Objective ▸
All of the data needs to be repeated exactly.

(Excerpts from a figure dataset)
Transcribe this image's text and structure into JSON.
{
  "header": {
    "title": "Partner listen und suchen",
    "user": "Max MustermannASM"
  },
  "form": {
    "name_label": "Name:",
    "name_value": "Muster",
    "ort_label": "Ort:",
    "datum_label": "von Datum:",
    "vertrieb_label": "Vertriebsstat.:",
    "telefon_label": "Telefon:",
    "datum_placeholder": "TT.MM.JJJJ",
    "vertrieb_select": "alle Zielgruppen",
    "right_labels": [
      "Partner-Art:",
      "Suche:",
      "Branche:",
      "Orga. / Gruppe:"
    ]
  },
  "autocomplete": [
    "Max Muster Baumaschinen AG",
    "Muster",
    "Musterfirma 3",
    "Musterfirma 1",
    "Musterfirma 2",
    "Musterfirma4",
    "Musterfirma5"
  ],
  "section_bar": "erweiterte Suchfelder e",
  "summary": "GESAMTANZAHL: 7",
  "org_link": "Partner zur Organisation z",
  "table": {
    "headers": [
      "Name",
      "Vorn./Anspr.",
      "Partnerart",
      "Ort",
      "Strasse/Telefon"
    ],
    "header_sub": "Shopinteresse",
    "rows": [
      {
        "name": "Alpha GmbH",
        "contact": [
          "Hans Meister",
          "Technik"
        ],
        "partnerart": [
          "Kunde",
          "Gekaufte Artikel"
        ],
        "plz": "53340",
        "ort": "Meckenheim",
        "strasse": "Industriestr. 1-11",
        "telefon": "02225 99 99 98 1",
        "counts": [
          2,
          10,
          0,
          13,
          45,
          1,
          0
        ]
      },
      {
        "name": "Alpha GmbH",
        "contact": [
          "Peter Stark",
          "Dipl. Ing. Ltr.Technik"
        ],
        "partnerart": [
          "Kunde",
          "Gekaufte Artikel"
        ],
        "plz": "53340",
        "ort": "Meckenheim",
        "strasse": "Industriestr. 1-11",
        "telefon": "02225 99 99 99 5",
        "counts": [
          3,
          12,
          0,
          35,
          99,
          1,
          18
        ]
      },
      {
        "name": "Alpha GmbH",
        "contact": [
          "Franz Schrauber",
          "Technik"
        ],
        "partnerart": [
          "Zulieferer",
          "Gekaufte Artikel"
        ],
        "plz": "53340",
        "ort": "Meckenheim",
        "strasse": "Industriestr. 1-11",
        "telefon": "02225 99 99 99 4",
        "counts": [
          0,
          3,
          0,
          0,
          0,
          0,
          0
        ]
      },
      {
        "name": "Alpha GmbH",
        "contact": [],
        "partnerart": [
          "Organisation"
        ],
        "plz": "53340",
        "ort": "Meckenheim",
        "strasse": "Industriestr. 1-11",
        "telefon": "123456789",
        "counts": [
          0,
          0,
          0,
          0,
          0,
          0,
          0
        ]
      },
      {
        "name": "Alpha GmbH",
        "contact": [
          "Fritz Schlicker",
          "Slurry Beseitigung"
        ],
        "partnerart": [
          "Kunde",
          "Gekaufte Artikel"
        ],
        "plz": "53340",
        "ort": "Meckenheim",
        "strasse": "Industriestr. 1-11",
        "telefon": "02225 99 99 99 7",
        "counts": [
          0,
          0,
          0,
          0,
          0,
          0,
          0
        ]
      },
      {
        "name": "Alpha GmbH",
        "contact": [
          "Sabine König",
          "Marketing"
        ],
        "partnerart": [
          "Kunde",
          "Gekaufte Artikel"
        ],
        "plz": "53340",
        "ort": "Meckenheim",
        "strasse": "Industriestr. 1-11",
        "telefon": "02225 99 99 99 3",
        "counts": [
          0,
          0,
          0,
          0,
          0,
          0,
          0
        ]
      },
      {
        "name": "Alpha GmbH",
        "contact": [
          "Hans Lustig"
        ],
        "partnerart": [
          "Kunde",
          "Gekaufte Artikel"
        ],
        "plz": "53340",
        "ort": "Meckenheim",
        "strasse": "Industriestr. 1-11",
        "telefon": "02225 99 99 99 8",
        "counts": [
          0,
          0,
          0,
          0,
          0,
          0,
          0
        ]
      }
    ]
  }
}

Answer for the task ▸
Transcribe this image's text and structure into JSON.
{
  "header": {
    "title": "Partner listen und suchen",
    "user": "Max MustermannASM"
  },
  "form": {
    "name_label": "Name:",
    "name_value": "Muster",
    "ort_label": "Ort:",
    "datum_label": "von Datum:",
    "vertrieb_label": "Vertriebsstat.:",
    "telefon_label": "Telefon:",
    "datum_placeholder": "TT.MM.JJJJ",
    "vertrieb_select": "alle Zielgruppen",
    "right_labels": [
      "Partner-Art:",
      "Suche:",
      "Branche:",
      "Orga. / Gruppe:"
    ]
  },
  "autocomplete": [
    "Max Muster Baumaschinen AG",
    "Muster",
    "Musterfirma 3",
    "Musterfirma 1",
    "Musterfirma 2",
    "Musterfirma4",
    "Musterfirma5"
  ],
  "section_bar": "erweiterte Suchfelder e",
  "summary": "GESAMTANZAHL: 7",
  "org_link": "Partner zur Organisation z",
  "table": {
    "headers": [
      "Name",
      "Vorn./Anspr.",
      "Partnerart",
      "Ort",
      "Strasse/Telefon"
    ],
    "header_sub": "Shopinteresse",
    "rows": [
      {
        "name": "Alpha GmbH",
        "contact": [
          "Hans Meister",
          "Technik"
        ],
        "partnerart": [
          "Kunde",
          "Gekaufte Artikel"
        ],
        "plz": "53340",
        "ort": "Meckenheim",
        "strasse": "Industriestr. 1-11",
        "telefon": "02225 99 99 98 1",
        "counts": [
          2,
          10,
          0,
          13,
          45,
          1,
          0
        ]
      },
      {
        "name": "Alpha GmbH",
        "contact": [
          "Peter Stark",
          "Dipl. Ing. Ltr.Technik"
        ],
        "partnerart": [
          "Kunde",
          "Gekaufte Artikel"
        ],
        "plz": "53340",
        "ort": "Meckenheim",
        "strasse": "Industriestr. 1-11",
        "telefon": "02225 99 99 99 5",
        "counts": [
          3,
          12,
          0,
          35,
          99,
          1,
          18
        ]
      },
      {
        "name": "Alpha GmbH",
        "contact": [
          "Franz Schrauber",
          "Technik"
        ],
        "partnerart": [
          "Zulieferer",
          "Gekaufte Artikel"
        ],
        "plz": "53340",
        "ort": "Meckenheim",
        "strasse": "Industriestr. 1-11",
        "telefon": "02225 99 99 99 4",
        "counts": [
          0,
          3,
          0,
          0,
          0,
          0,
          0
        ]
      },
      {
        "name": "Alpha GmbH",
        "contact": [],
        "partnerart": [
          "Organisation"
        ],
        "plz": "53340",
        "ort": "Meckenheim",
        "strasse": "Industriestr. 1-11",
        "telefon": "123456789",
        "counts": [
          0,
          0,
          0,
          0,
          0,
          0,
          0
        ]
      },
      {
        "name": "Alpha GmbH",
        "contact": [
          "Fritz Schlicker",
          "Slurry Beseitigung"
        ],
        "partnerart": [
          "Kunde",
          "Gekaufte Artikel"
        ],
        "plz": "53340",
        "ort": "Meckenheim",
        "strasse": "Industriestr. 1-11",
        "telefon": "02225 99 99 99 7",
        "counts": [
          0,
          0,
          0,
          0,
          0,
          0,
          0
        ]
      },
      {
        "name": "Alpha GmbH",
        "contact": [
          "Sabine König",
          "Marketing"
        ],
        "partnerart": [
          "Kunde",
          "Gekaufte Artikel"
        ],
        "plz": "53340",
        "ort": "Meckenheim",
        "strasse": "Industriestr. 1-11",
        "telefon": "02225 99 99 99 3",
        "counts": [
          0,
          0,
          0,
          0,
          0,
          0,
          0
        ]
      },
      {
        "name": "Alpha GmbH",
        "contact": [
          "Hans Lustig"
        ],
        "partnerart": [
          "Kunde",
          "Gekaufte Artikel"
        ],
        "plz": "53340",
        "ort": "Meckenheim",
        "strasse": "Industriestr. 1-11",
        "telefon": "02225 99 99 99 8",
        "counts": [
          0,
          0,
          0,
          0,
          0,
          0,
          0
        ]
      }
    ]
  }
}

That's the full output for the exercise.